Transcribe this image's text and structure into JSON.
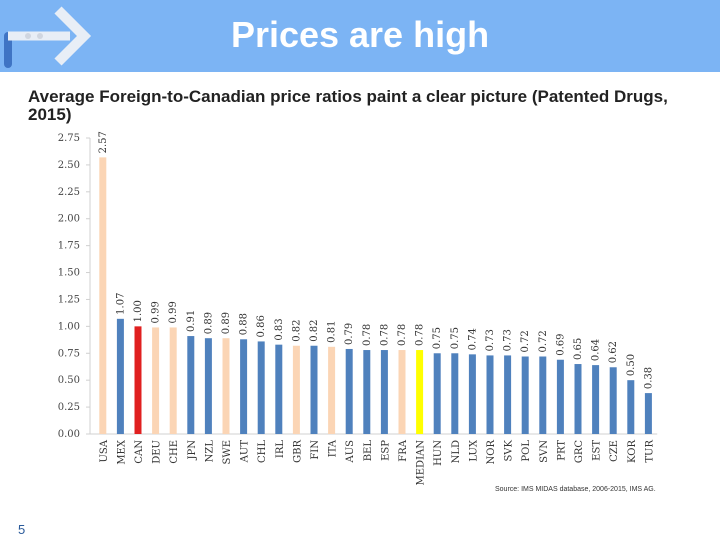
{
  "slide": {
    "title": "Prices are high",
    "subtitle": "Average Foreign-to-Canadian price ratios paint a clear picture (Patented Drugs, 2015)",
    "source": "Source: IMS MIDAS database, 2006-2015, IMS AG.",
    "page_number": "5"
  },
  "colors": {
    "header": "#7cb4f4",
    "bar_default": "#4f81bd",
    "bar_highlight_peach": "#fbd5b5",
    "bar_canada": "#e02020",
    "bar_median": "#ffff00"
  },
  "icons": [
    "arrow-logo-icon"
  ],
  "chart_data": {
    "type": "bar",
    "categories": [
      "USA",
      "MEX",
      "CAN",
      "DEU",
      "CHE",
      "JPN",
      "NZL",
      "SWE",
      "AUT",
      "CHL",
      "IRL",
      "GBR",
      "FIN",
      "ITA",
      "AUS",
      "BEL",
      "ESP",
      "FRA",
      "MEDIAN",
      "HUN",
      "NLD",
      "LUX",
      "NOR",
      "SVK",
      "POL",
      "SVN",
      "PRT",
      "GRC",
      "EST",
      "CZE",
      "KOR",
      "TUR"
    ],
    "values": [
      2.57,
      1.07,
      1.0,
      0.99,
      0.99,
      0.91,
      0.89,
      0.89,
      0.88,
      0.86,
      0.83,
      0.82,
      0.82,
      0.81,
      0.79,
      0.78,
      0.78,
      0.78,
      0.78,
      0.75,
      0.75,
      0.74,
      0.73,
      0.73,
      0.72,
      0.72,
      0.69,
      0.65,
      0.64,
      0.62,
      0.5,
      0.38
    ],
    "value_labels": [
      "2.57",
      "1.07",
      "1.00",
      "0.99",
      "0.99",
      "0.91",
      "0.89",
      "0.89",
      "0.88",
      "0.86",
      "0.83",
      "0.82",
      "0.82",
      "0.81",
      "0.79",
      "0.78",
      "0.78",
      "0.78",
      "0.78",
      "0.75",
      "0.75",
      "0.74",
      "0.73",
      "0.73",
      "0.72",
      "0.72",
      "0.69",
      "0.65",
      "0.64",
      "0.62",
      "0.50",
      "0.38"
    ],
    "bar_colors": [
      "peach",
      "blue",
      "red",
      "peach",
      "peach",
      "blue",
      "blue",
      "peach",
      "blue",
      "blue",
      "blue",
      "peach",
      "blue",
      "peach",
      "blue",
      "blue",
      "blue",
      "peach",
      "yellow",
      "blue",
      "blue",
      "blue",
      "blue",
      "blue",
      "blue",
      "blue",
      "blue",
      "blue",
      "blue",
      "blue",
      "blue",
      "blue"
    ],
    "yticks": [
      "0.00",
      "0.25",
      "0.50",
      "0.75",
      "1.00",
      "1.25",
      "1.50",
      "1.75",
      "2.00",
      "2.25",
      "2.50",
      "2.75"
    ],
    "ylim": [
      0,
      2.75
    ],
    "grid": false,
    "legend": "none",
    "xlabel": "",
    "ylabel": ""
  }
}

--------------------------------------------------

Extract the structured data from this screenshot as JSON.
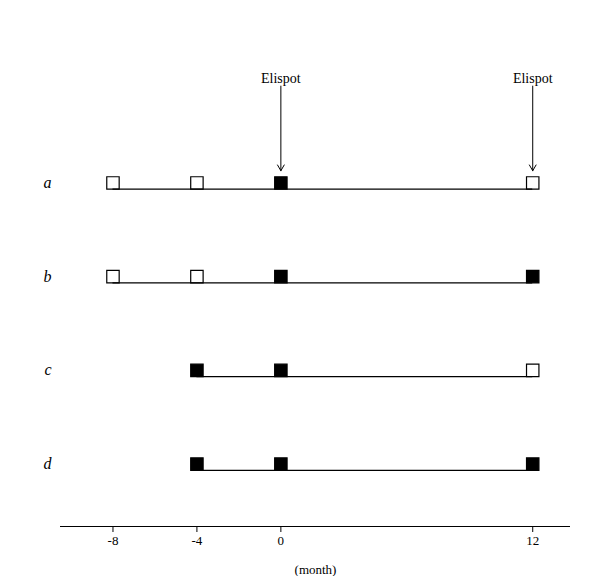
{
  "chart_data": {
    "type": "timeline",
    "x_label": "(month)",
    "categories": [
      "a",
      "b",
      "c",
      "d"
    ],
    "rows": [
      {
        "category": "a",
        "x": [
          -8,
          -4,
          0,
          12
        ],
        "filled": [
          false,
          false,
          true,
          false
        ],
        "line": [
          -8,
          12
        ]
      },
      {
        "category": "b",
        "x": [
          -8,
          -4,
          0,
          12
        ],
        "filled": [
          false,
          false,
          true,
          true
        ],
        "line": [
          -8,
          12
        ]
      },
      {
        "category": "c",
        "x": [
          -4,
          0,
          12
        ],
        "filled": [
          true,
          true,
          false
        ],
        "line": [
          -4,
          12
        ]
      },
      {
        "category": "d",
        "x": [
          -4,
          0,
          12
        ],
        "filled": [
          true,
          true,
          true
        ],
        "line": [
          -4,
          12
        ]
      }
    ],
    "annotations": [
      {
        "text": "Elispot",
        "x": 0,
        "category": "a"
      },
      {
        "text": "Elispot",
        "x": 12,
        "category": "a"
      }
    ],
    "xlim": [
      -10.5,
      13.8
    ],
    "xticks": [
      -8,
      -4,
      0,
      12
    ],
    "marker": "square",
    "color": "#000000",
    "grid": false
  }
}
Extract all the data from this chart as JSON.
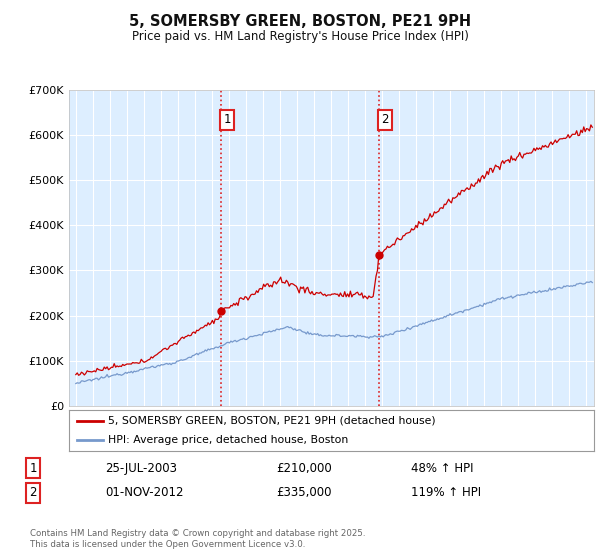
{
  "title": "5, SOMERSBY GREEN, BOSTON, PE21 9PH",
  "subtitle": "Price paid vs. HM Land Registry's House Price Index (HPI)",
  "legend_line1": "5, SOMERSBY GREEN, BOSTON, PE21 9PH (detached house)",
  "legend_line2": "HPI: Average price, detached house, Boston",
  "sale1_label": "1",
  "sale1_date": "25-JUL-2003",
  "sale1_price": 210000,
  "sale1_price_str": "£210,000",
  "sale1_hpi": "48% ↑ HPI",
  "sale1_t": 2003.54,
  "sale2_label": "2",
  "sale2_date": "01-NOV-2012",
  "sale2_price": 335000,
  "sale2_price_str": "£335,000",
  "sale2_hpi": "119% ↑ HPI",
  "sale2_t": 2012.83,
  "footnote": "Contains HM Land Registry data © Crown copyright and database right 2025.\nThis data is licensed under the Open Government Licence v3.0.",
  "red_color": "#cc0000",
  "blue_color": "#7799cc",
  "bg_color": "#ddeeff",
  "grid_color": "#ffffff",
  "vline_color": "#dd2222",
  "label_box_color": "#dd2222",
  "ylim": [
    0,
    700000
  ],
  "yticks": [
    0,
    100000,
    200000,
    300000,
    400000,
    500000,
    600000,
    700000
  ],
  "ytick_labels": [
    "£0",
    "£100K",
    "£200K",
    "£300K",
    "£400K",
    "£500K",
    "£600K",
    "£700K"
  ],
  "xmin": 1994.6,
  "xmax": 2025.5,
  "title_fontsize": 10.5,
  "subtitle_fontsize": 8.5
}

--------------------------------------------------

Task instructions
Each line in the listing above either holds the string "database" or does not; state how many do, giving the number only.

Task response
2